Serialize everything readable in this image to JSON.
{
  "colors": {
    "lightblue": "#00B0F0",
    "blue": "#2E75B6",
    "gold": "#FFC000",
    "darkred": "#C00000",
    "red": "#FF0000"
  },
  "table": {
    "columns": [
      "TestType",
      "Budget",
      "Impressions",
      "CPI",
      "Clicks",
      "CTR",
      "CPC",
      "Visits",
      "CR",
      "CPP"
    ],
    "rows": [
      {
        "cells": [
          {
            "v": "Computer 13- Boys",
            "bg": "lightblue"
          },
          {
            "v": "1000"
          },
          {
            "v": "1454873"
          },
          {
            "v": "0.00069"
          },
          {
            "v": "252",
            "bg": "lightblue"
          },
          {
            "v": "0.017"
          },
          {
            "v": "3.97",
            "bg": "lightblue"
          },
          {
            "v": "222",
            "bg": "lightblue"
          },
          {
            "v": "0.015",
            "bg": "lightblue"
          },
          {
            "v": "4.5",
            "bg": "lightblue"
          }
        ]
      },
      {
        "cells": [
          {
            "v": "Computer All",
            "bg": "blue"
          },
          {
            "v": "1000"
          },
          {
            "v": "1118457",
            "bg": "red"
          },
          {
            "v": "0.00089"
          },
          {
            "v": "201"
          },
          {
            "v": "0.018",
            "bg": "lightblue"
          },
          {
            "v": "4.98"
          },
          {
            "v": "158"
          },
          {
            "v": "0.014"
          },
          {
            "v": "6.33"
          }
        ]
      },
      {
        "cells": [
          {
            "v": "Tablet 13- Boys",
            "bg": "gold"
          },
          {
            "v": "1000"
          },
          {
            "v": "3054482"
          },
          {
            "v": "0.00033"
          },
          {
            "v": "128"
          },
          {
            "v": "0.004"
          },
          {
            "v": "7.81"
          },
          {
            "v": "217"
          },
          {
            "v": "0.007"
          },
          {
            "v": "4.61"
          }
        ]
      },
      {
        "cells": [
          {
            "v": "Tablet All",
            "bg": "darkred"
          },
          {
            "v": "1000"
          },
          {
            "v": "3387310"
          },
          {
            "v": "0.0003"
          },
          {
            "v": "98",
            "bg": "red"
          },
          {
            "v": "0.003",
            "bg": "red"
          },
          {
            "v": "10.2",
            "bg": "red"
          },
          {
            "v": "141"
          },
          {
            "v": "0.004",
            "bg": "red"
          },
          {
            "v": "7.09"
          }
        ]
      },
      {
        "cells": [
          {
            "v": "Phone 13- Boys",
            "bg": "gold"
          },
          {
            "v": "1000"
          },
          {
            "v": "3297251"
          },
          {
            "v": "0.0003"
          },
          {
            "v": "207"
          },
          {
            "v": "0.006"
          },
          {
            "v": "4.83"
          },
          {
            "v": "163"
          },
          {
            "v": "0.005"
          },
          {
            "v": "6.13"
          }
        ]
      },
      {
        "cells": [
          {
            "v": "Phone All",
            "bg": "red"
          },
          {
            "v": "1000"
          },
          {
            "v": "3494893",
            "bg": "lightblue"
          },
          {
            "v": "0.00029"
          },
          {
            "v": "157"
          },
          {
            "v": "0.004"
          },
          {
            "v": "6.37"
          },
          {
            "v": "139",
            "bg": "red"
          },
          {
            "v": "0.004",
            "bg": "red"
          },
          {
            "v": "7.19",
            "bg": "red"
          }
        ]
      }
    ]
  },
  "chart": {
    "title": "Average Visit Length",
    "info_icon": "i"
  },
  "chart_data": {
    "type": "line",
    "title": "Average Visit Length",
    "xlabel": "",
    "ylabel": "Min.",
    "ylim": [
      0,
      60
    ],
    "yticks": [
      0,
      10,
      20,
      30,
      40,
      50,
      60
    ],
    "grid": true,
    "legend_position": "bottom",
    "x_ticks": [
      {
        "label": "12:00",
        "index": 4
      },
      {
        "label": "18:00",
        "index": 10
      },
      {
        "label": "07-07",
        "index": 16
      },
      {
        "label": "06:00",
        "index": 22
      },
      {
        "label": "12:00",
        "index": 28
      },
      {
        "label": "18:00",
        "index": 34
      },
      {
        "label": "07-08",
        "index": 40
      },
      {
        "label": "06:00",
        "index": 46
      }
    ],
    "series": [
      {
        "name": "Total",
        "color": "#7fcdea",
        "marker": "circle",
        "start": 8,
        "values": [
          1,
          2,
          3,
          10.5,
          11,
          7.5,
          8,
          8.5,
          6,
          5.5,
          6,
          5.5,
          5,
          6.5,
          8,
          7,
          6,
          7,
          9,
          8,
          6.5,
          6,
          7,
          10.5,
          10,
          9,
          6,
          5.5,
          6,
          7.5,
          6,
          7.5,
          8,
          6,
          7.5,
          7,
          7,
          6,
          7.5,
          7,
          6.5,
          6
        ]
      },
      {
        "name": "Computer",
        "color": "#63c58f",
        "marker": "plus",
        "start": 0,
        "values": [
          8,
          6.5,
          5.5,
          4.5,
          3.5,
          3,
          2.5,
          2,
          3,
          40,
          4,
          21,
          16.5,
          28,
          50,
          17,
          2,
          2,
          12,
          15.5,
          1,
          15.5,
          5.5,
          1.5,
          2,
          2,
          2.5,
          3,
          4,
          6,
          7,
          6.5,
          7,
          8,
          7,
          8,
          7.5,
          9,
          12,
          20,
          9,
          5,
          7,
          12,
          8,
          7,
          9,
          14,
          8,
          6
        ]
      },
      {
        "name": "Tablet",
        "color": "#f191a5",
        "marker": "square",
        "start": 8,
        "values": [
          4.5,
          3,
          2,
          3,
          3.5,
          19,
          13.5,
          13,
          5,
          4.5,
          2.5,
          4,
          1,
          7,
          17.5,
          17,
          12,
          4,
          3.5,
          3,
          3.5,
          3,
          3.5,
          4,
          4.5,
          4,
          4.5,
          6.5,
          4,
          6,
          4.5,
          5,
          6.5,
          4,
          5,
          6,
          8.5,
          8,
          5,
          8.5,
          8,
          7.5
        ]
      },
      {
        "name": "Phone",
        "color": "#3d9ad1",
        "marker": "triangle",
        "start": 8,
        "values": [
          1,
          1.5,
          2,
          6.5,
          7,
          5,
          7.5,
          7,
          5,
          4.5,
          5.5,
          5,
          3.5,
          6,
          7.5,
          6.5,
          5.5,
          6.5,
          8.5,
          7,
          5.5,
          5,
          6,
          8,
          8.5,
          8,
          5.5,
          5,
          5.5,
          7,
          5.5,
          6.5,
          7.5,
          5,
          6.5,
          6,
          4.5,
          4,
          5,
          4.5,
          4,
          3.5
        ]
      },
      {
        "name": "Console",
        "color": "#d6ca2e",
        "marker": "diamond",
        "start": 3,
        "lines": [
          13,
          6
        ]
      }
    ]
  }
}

Task statement: Only the number is wanted: count the lines of the records that hold the word "Boys".

Solution: 3